TASK INPUTS:
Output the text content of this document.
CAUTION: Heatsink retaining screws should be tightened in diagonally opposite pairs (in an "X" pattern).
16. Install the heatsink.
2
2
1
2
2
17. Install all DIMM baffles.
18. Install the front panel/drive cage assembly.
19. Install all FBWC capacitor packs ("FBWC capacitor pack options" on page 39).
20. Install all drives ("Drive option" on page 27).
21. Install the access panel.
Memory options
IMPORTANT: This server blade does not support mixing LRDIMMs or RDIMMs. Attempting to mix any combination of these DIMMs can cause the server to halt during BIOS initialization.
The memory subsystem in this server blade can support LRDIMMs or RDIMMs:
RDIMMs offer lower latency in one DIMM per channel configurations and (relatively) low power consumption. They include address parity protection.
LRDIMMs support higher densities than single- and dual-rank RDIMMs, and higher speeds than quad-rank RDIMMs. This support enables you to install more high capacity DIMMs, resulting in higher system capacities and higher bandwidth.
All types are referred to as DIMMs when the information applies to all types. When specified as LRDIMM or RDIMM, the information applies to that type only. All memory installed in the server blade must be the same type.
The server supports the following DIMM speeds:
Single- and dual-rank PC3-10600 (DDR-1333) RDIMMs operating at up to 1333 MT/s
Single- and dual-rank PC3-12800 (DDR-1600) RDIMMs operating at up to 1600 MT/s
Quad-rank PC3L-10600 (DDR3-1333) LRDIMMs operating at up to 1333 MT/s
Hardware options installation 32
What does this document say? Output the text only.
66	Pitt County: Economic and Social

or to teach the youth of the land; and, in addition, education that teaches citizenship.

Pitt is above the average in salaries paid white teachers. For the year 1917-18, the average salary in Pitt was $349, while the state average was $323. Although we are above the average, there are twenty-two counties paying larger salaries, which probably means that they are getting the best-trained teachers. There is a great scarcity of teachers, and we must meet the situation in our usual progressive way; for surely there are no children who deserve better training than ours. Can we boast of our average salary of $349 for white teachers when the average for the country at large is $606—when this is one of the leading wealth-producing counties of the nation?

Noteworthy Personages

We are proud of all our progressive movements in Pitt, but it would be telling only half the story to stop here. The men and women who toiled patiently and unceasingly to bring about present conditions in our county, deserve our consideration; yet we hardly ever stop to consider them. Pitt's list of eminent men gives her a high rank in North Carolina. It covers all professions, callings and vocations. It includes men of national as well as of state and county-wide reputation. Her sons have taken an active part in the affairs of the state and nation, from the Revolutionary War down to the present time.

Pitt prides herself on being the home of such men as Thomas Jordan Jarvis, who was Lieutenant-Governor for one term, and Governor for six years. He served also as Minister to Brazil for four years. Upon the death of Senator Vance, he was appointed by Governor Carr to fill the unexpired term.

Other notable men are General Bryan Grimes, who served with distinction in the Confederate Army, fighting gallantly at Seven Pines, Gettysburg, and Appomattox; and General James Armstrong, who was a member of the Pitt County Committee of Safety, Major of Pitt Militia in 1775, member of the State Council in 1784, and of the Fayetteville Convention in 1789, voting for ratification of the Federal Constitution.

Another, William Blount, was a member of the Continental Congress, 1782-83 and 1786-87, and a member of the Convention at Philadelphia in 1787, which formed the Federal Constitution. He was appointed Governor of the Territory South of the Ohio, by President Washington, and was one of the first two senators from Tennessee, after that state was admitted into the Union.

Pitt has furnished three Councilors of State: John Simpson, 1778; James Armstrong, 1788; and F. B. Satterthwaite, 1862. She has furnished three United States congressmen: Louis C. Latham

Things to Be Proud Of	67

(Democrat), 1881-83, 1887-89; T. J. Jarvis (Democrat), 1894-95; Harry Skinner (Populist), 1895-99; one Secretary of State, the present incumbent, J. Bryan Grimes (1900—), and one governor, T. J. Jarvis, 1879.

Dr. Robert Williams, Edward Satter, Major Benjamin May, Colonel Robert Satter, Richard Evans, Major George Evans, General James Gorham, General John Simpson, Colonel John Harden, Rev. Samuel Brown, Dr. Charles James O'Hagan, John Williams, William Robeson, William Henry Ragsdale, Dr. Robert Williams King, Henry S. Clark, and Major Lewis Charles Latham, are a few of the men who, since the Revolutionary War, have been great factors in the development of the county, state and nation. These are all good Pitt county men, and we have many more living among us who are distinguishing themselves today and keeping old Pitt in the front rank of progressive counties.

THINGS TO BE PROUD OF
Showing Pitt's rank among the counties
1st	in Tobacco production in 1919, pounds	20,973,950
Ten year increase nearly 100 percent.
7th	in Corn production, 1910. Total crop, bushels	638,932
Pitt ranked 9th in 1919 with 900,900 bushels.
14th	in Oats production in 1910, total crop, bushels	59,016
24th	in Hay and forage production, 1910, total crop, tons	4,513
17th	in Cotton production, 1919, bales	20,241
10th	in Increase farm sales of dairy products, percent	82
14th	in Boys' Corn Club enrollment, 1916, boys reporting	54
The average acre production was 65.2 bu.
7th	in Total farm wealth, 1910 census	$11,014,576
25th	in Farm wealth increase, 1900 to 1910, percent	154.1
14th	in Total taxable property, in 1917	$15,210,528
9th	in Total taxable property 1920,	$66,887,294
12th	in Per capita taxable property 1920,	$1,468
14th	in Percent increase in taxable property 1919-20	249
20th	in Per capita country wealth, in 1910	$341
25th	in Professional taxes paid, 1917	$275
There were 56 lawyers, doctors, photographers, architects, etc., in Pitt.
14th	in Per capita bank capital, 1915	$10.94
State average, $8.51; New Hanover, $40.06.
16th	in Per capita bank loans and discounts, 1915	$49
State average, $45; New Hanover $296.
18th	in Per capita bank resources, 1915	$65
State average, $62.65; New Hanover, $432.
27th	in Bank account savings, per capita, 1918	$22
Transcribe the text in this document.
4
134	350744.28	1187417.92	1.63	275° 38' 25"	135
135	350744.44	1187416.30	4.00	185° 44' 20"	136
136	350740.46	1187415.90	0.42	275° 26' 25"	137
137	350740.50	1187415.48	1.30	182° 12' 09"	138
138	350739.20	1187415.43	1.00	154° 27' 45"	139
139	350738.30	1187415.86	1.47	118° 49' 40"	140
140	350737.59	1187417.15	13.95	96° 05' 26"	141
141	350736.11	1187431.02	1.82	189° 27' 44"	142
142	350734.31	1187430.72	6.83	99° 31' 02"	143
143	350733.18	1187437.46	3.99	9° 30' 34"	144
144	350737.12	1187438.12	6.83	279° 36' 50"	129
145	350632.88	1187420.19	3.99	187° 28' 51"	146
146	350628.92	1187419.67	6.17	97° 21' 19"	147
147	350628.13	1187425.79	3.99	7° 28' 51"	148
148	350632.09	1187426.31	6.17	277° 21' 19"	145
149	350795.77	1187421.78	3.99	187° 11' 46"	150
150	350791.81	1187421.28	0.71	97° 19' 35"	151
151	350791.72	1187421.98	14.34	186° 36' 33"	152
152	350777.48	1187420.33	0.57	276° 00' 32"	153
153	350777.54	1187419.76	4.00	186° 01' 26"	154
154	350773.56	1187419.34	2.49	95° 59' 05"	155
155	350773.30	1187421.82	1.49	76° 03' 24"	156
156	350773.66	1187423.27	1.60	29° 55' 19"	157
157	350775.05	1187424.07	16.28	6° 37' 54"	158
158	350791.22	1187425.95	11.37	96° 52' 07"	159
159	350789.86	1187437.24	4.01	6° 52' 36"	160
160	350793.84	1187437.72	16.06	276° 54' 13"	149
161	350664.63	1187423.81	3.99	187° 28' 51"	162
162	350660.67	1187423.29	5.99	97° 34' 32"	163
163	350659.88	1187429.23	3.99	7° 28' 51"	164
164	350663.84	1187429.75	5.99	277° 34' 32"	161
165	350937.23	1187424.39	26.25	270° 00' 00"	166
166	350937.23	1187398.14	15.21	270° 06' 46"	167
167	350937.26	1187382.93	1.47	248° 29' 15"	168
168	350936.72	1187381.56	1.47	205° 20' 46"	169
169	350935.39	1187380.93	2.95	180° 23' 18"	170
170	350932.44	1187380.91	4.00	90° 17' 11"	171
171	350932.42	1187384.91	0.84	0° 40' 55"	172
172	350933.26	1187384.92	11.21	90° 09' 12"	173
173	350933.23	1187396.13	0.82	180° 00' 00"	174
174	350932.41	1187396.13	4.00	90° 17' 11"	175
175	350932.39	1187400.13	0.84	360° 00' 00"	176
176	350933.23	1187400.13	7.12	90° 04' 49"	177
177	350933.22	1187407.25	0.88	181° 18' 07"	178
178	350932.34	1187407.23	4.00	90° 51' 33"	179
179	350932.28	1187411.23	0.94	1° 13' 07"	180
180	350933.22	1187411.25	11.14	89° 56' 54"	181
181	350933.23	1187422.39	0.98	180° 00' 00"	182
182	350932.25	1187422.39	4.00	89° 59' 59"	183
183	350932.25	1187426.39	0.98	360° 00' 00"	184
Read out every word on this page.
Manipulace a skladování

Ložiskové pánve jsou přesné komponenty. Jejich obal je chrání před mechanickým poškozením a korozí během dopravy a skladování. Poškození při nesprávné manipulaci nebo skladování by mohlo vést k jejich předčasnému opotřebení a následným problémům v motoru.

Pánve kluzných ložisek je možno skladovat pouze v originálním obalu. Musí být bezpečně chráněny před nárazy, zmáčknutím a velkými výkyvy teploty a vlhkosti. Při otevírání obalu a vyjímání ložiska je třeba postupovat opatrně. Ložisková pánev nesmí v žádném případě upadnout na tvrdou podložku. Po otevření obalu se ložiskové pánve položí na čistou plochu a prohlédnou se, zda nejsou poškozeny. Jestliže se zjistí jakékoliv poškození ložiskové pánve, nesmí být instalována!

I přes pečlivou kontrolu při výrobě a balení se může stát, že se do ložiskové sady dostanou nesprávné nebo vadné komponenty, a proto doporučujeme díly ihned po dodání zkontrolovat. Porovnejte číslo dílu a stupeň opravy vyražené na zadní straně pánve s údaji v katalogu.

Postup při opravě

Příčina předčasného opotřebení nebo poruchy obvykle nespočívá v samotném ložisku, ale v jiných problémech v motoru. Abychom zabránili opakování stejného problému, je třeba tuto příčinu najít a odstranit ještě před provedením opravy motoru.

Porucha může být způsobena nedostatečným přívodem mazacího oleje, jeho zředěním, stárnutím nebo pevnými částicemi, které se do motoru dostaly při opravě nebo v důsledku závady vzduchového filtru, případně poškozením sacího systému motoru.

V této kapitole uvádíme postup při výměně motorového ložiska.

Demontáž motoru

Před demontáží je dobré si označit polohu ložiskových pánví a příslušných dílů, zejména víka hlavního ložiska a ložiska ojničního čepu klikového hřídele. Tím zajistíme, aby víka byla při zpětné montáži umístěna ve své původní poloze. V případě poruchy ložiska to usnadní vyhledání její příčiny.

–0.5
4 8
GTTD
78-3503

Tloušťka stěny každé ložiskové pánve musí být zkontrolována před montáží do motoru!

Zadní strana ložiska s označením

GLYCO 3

WHAT IS ASKED:
Copy each line of the listing in which the word "panel" can be found.

SOLUTION:
18. Install the front panel/drive cage assembly.
21. Install the access panel.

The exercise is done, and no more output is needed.